TASK DETAILS:
Repeat the material below word for word and leave out all pictures.

MATERIALS PROVIDED:
========================================
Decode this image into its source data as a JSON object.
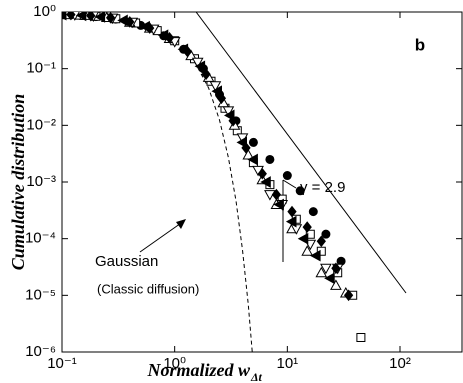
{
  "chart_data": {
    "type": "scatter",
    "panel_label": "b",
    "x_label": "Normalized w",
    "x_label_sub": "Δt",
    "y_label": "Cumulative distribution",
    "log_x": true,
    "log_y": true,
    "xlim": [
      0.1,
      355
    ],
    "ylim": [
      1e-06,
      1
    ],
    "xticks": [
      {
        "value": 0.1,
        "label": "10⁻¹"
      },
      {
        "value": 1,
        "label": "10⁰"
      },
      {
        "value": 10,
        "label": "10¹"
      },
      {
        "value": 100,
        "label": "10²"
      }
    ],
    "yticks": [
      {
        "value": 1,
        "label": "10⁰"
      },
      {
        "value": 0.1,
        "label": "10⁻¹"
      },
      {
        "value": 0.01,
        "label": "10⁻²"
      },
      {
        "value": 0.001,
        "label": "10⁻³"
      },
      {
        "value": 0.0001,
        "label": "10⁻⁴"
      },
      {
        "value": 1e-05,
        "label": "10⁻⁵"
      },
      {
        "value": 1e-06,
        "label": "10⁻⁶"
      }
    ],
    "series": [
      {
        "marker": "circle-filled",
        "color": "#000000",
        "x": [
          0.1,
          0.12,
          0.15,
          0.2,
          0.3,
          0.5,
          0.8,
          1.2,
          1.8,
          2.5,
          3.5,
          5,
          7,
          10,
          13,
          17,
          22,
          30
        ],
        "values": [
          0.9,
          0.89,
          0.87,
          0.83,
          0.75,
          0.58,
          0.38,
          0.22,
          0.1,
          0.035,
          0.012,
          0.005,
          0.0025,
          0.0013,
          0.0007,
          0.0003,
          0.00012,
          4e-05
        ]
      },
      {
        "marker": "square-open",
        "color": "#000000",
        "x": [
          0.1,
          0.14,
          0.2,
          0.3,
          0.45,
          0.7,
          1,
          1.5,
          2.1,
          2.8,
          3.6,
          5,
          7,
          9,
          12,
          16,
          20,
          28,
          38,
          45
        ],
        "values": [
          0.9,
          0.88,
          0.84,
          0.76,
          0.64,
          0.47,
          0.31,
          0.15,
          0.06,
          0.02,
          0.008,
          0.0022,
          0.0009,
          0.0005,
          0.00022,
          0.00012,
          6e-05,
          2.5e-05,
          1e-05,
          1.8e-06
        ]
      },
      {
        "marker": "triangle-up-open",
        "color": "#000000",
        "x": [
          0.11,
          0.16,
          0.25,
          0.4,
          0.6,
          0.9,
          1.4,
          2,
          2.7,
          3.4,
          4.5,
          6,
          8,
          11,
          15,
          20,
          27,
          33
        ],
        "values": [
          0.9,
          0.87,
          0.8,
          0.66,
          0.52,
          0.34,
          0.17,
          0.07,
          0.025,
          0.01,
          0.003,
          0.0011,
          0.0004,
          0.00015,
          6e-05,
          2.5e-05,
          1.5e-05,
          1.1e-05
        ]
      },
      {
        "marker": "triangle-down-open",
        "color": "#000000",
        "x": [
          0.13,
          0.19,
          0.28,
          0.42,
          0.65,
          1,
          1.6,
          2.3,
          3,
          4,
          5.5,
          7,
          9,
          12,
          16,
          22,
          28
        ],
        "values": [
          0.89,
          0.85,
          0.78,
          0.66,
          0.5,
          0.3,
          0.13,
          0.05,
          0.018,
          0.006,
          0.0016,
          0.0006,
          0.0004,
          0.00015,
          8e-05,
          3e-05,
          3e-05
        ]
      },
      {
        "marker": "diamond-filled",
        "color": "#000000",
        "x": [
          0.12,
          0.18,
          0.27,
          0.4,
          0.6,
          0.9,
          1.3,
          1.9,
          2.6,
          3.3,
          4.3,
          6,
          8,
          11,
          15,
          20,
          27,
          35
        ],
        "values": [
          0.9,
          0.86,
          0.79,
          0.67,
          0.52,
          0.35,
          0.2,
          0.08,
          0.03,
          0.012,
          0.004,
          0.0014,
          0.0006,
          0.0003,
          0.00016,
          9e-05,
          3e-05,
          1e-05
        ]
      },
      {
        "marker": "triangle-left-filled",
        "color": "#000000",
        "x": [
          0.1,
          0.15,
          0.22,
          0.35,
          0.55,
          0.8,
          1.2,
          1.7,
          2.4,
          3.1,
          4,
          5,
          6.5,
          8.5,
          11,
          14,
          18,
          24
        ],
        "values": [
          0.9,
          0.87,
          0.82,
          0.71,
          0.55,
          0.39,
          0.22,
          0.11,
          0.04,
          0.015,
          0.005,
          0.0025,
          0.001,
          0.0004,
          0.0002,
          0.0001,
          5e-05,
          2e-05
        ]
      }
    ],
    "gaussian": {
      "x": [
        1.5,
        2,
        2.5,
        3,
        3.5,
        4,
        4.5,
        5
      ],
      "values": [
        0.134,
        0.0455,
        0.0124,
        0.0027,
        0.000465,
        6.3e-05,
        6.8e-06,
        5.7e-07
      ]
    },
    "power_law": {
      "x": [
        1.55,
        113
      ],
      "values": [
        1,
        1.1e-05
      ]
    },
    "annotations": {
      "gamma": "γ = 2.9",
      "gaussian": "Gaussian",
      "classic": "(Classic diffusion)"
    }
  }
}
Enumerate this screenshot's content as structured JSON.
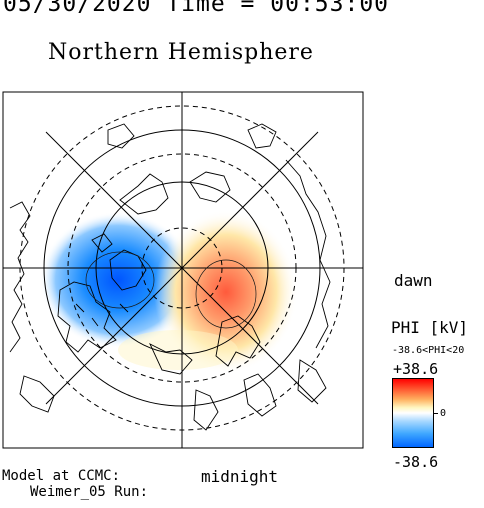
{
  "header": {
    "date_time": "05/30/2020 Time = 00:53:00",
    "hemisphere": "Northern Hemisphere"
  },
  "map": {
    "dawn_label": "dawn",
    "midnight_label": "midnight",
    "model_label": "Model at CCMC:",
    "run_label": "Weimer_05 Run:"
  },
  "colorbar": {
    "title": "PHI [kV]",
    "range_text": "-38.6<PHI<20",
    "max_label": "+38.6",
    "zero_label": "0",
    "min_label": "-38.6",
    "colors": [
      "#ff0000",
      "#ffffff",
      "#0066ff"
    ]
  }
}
========================================
EXERCISE RESPONSE:
Decode this image into its source data as a JSON object.
{
  "chart_data": {
    "type": "scatter",
    "panel_label": "b",
    "x_label": "Normalized w",
    "x_label_sub": "Δt",
    "y_label": "Cumulative distribution",
    "log_x": true,
    "log_y": true,
    "xlim": [
      0.1,
      355
    ],
    "ylim": [
      1e-06,
      1
    ],
    "xticks": [
      {
        "value": 0.1,
        "label": "10⁻¹"
      },
      {
        "value": 1,
        "label": "10⁰"
      },
      {
        "value": 10,
        "label": "10¹"
      },
      {
        "value": 100,
        "label": "10²"
      }
    ],
    "yticks": [
      {
        "value": 1,
        "label": "10⁰"
      },
      {
        "value": 0.1,
        "label": "10⁻¹"
      },
      {
        "value": 0.01,
        "label": "10⁻²"
      },
      {
        "value": 0.001,
        "label": "10⁻³"
      },
      {
        "value": 0.0001,
        "label": "10⁻⁴"
      },
      {
        "value": 1e-05,
        "label": "10⁻⁵"
      },
      {
        "value": 1e-06,
        "label": "10⁻⁶"
      }
    ],
    "series": [
      {
        "marker": "circle-filled",
        "color": "#000000",
        "x": [
          0.1,
          0.12,
          0.15,
          0.2,
          0.3,
          0.5,
          0.8,
          1.2,
          1.8,
          2.5,
          3.5,
          5,
          7,
          10,
          13,
          17,
          22,
          30
        ],
        "values": [
          0.9,
          0.89,
          0.87,
          0.83,
          0.75,
          0.58,
          0.38,
          0.22,
          0.1,
          0.035,
          0.012,
          0.005,
          0.0025,
          0.0013,
          0.0007,
          0.0003,
          0.00012,
          4e-05
        ]
      },
      {
        "marker": "square-open",
        "color": "#000000",
        "x": [
          0.1,
          0.14,
          0.2,
          0.3,
          0.45,
          0.7,
          1,
          1.5,
          2.1,
          2.8,
          3.6,
          5,
          7,
          9,
          12,
          16,
          20,
          28,
          38,
          45
        ],
        "values": [
          0.9,
          0.88,
          0.84,
          0.76,
          0.64,
          0.47,
          0.31,
          0.15,
          0.06,
          0.02,
          0.008,
          0.0022,
          0.0009,
          0.0005,
          0.00022,
          0.00012,
          6e-05,
          2.5e-05,
          1e-05,
          1.8e-06
        ]
      },
      {
        "marker": "triangle-up-open",
        "color": "#000000",
        "x": [
          0.11,
          0.16,
          0.25,
          0.4,
          0.6,
          0.9,
          1.4,
          2,
          2.7,
          3.4,
          4.5,
          6,
          8,
          11,
          15,
          20,
          27,
          33
        ],
        "values": [
          0.9,
          0.87,
          0.8,
          0.66,
          0.52,
          0.34,
          0.17,
          0.07,
          0.025,
          0.01,
          0.003,
          0.0011,
          0.0004,
          0.00015,
          6e-05,
          2.5e-05,
          1.5e-05,
          1.1e-05
        ]
      },
      {
        "marker": "triangle-down-open",
        "color": "#000000",
        "x": [
          0.13,
          0.19,
          0.28,
          0.42,
          0.65,
          1,
          1.6,
          2.3,
          3,
          4,
          5.5,
          7,
          9,
          12,
          16,
          22,
          28
        ],
        "values": [
          0.89,
          0.85,
          0.78,
          0.66,
          0.5,
          0.3,
          0.13,
          0.05,
          0.018,
          0.006,
          0.0016,
          0.0006,
          0.0004,
          0.00015,
          8e-05,
          3e-05,
          3e-05
        ]
      },
      {
        "marker": "diamond-filled",
        "color": "#000000",
        "x": [
          0.12,
          0.18,
          0.27,
          0.4,
          0.6,
          0.9,
          1.3,
          1.9,
          2.6,
          3.3,
          4.3,
          6,
          8,
          11,
          15,
          20,
          27,
          35
        ],
        "values": [
          0.9,
          0.86,
          0.79,
          0.67,
          0.52,
          0.35,
          0.2,
          0.08,
          0.03,
          0.012,
          0.004,
          0.0014,
          0.0006,
          0.0003,
          0.00016,
          9e-05,
          3e-05,
          1e-05
        ]
      },
      {
        "marker": "triangle-left-filled",
        "color": "#000000",
        "x": [
          0.1,
          0.15,
          0.22,
          0.35,
          0.55,
          0.8,
          1.2,
          1.7,
          2.4,
          3.1,
          4,
          5,
          6.5,
          8.5,
          11,
          14,
          18,
          24
        ],
        "values": [
          0.9,
          0.87,
          0.82,
          0.71,
          0.55,
          0.39,
          0.22,
          0.11,
          0.04,
          0.015,
          0.005,
          0.0025,
          0.001,
          0.0004,
          0.0002,
          0.0001,
          5e-05,
          2e-05
        ]
      }
    ],
    "gaussian": {
      "x": [
        1.5,
        2,
        2.5,
        3,
        3.5,
        4,
        4.5,
        5
      ],
      "values": [
        0.134,
        0.0455,
        0.0124,
        0.0027,
        0.000465,
        6.3e-05,
        6.8e-06,
        5.7e-07
      ]
    },
    "power_law": {
      "x": [
        1.55,
        113
      ],
      "values": [
        1,
        1.1e-05
      ]
    },
    "annotations": {
      "gamma": "γ = 2.9",
      "gaussian": "Gaussian",
      "classic": "(Classic diffusion)"
    }
  }
}
Enumerate this screenshot's content as structured JSON.
{
  "header": {
    "date_time": "05/30/2020 Time = 00:53:00",
    "hemisphere": "Northern Hemisphere"
  },
  "map": {
    "dawn_label": "dawn",
    "midnight_label": "midnight",
    "model_label": "Model at CCMC:",
    "run_label": "Weimer_05 Run:"
  },
  "colorbar": {
    "title": "PHI [kV]",
    "range_text": "-38.6<PHI<20",
    "max_label": "+38.6",
    "zero_label": "0",
    "min_label": "-38.6",
    "colors": [
      "#ff0000",
      "#ffffff",
      "#0066ff"
    ]
  }
}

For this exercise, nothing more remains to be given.